Gather, from the listing beneath this task, every line holding the string "работы".

Saved entries
# # #
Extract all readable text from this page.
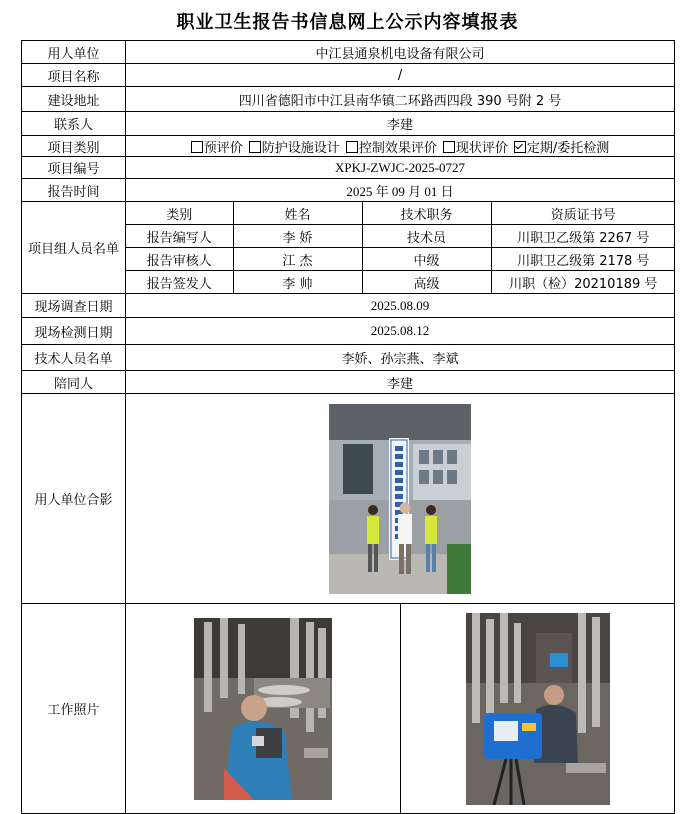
职业卫生报告书信息网上公示内容填报表
用人单位	中江县通泉机电设备有限公司
项目名称	/
建设地址	四川省德阳市中江县南华镇二环路西四段 390 号附 2 号
联系人	李建
项目类别	预评价 防护设施设计 控制效果评价 现状评价 定期/委托检测
项目编号	XPKJ-ZWJC-2025-0727
报告时间	2025 年 09 月 01 日
项目组人员名单	
类别	姓名	技术职务	资质证书号
报告编写人	李 娇	技术员	川职卫乙级第 2267 号
报告审核人	江 杰	中级	川职卫乙级第 2178 号
报告签发人	李 帅	高级	川职（检）20210189 号

现场调查日期	2025.08.09
现场检测日期	2025.08.12
技术人员名单	李娇、孙宗燕、李斌
陪同人	李建
用人单位合影	

工作照片	
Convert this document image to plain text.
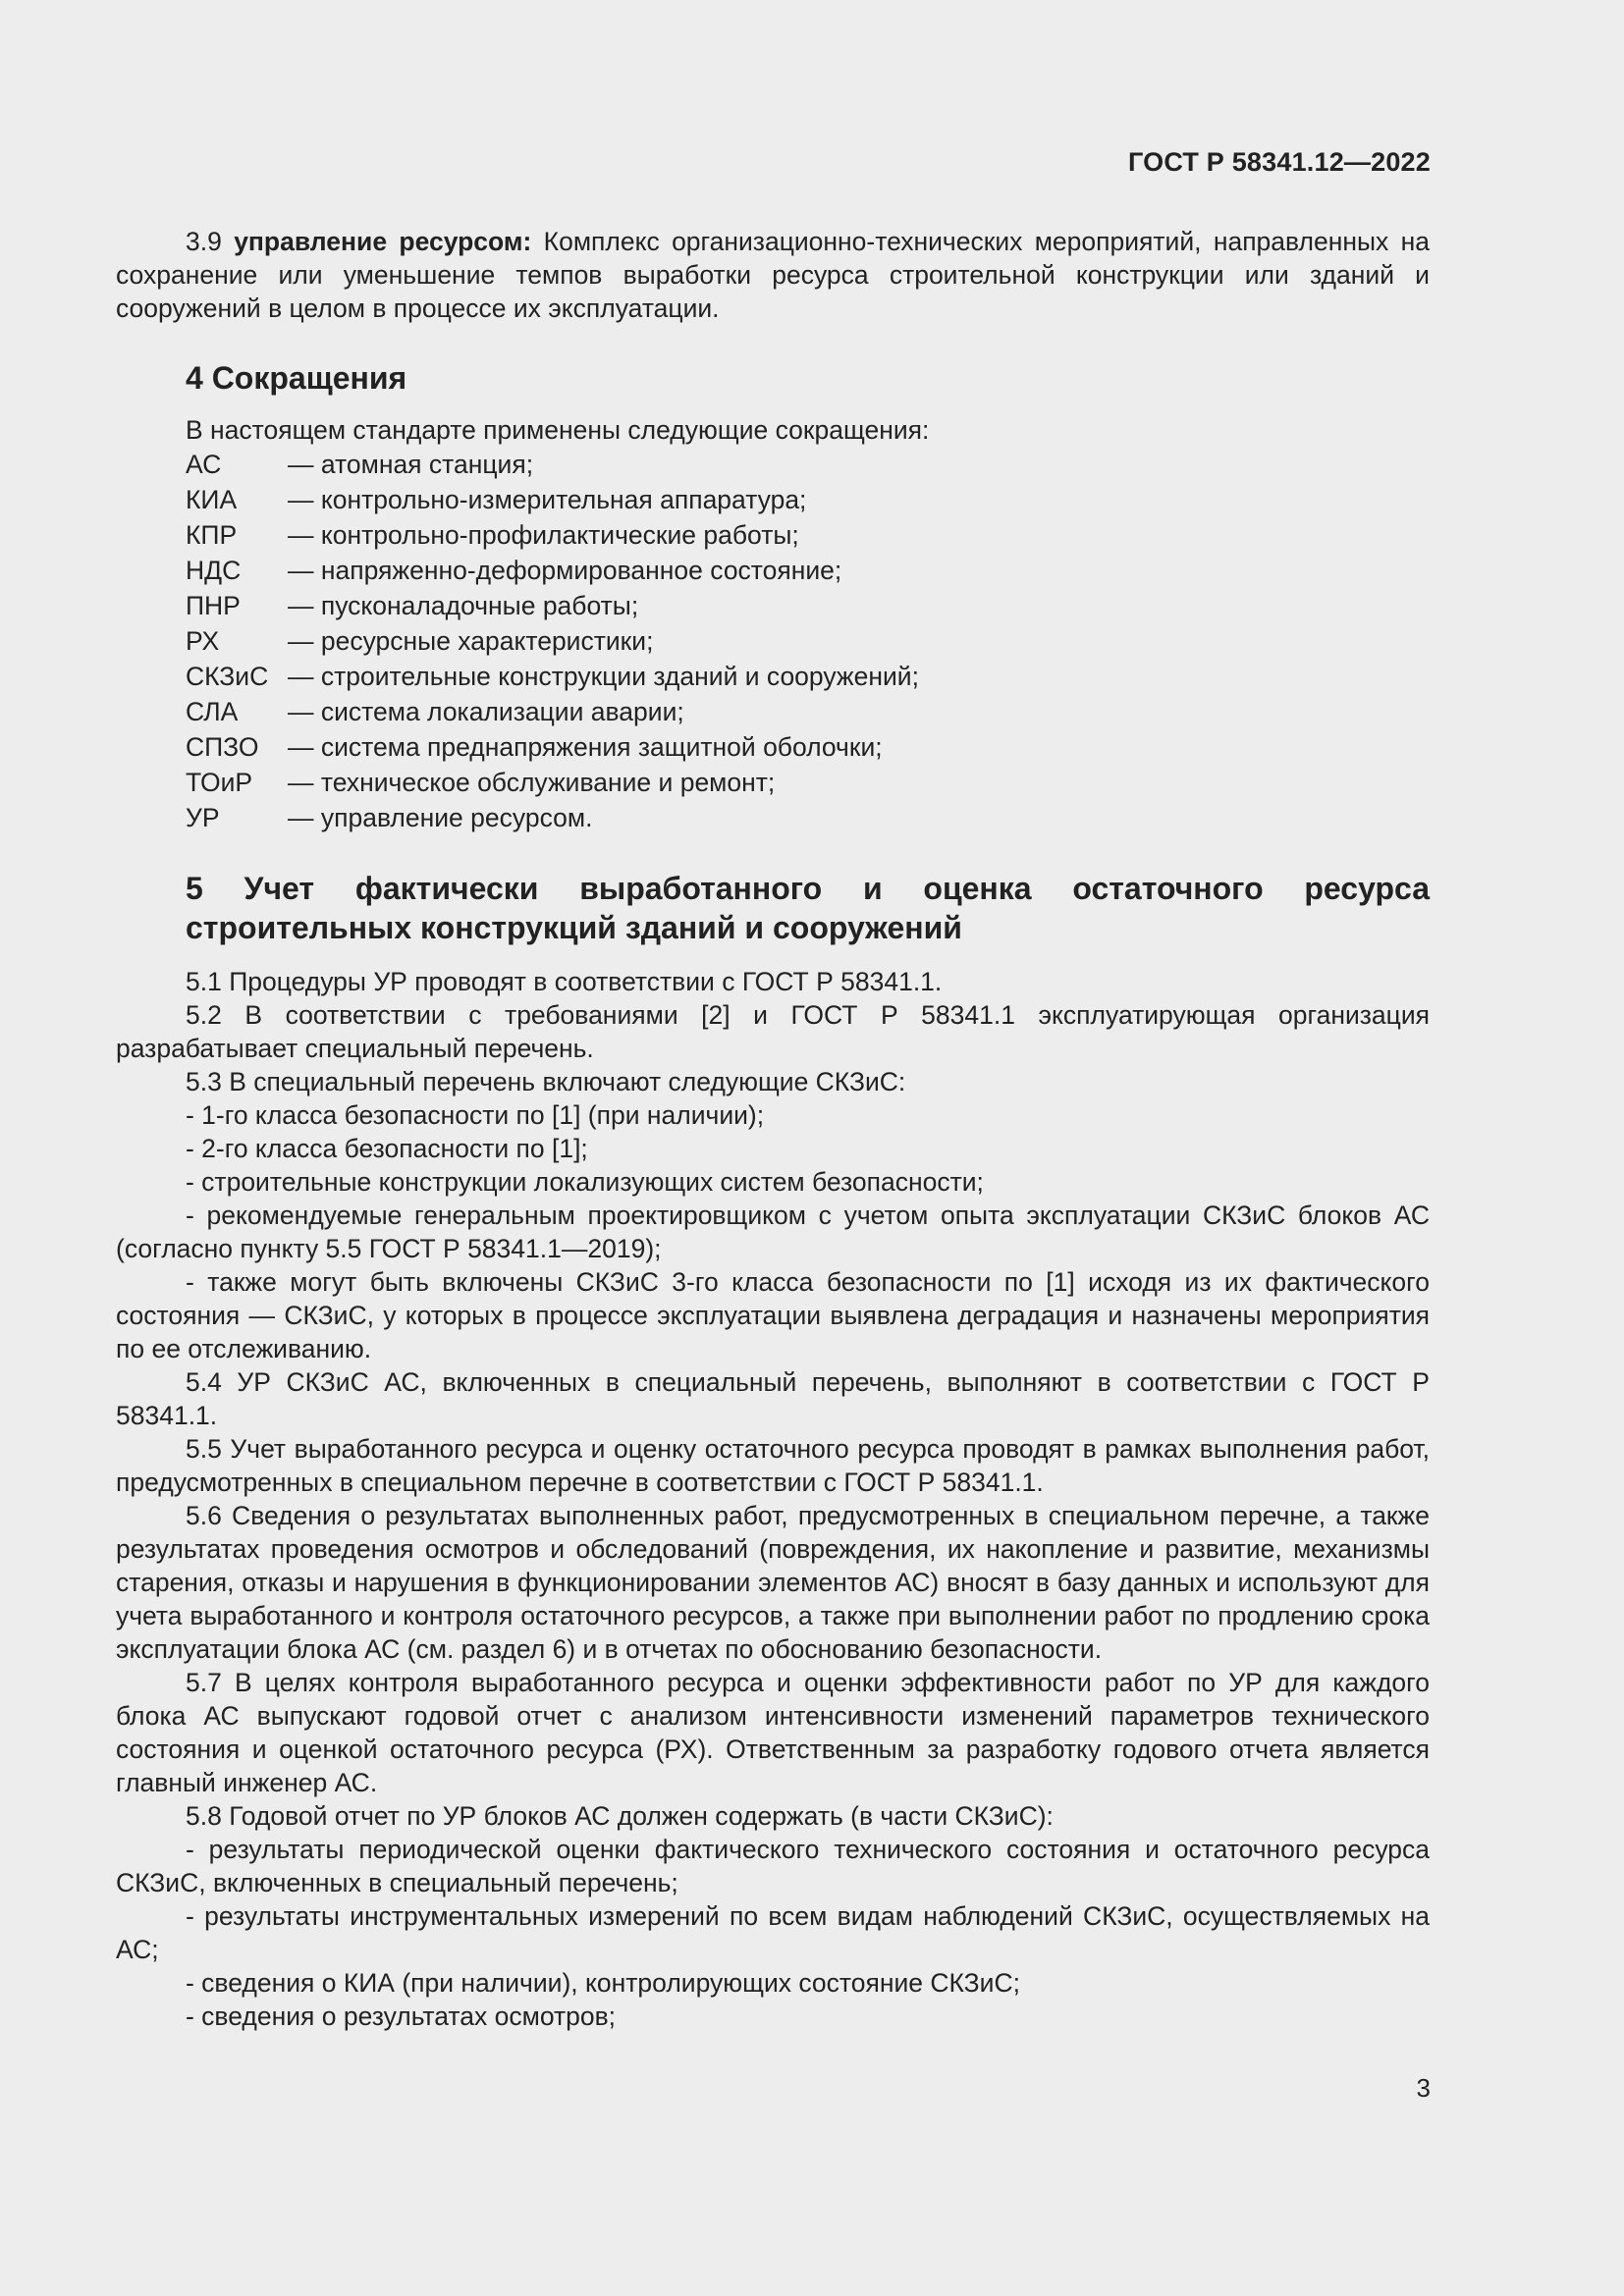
ГОСТ Р 58341.12—2022

3.9 управление ресурсом: Комплекс организационно-технических мероприятий, направленных на сохранение или уменьшение темпов выработки ресурса строительной конструкции или зданий и сооружений в целом в процессе их эксплуатации.

4 Сокращения

В настоящем стандарте применены следующие сокращения:

АС	— атомная станция;
КИА	— контрольно-измерительная аппаратура;
КПР	— контрольно-профилактические работы;
НДС	— напряженно-деформированное состояние;
ПНР	— пусконаладочные работы;
РХ	— ресурсные характеристики;
СКЗиС — строительные конструкции зданий и сооружений;
СЛА	— система локализации аварии;
СПЗО	— система преднапряжения защитной оболочки;
ТОиР	— техническое обслуживание и ремонт;
УР	— управление ресурсом.
5 Учет фактически выработанного и оценка остаточного ресурса строительных конструкций зданий и сооружений

5.1 Процедуры УР проводят в соответствии с ГОСТ Р 58341.1.

5.2 В соответствии с требованиями [2] и ГОСТ Р 58341.1 эксплуатирующая организация разрабатывает специальный перечень.

5.3 В специальный перечень включают следующие СКЗиС:

- 1-го класса безопасности по [1] (при наличии);

- 2-го класса безопасности по [1];

- строительные конструкции локализующих систем безопасности;

- рекомендуемые генеральным проектировщиком с учетом опыта эксплуатации СКЗиС блоков АС (согласно пункту 5.5 ГОСТ Р 58341.1—2019);

- также могут быть включены СКЗиС 3-го класса безопасности по [1] исходя из их фактического состояния — СКЗиС, у которых в процессе эксплуатации выявлена деградация и назначены мероприятия по ее отслеживанию.

5.4 УР СКЗиС АС, включенных в специальный перечень, выполняют в соответствии с ГОСТ Р 58341.1.

5.5 Учет выработанного ресурса и оценку остаточного ресурса проводят в рамках выполнения работ, предусмотренных в специальном перечне в соответствии с ГОСТ Р 58341.1.

5.6 Сведения о результатах выполненных работ, предусмотренных в специальном перечне, а также результатах проведения осмотров и обследований (повреждения, их накопление и развитие, механизмы старения, отказы и нарушения в функционировании элементов АС) вносят в базу данных и используют для учета выработанного и контроля остаточного ресурсов, а также при выполнении работ по продлению срока эксплуатации блока АС (см. раздел 6) и в отчетах по обоснованию безопасности.

5.7 В целях контроля выработанного ресурса и оценки эффективности работ по УР для каждого блока АС выпускают годовой отчет с анализом интенсивности изменений параметров технического состояния и оценкой остаточного ресурса (РХ). Ответственным за разработку годового отчета является главный инженер АС.

5.8 Годовой отчет по УР блоков АС должен содержать (в части СКЗиС):

- результаты периодической оценки фактического технического состояния и остаточного ресурса СКЗиС, включенных в специальный перечень;

- результаты инструментальных измерений по всем видам наблюдений СКЗиС, осуществляемых на АС;

- сведения о КИА (при наличии), контролирующих состояние СКЗиС;

- сведения о результатах осмотров;

3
# # #
▸ **SOLUTION TO THE PROBLEM**
КПР	— контрольно-профилактические работы;
ПНР	— пусконаладочные работы;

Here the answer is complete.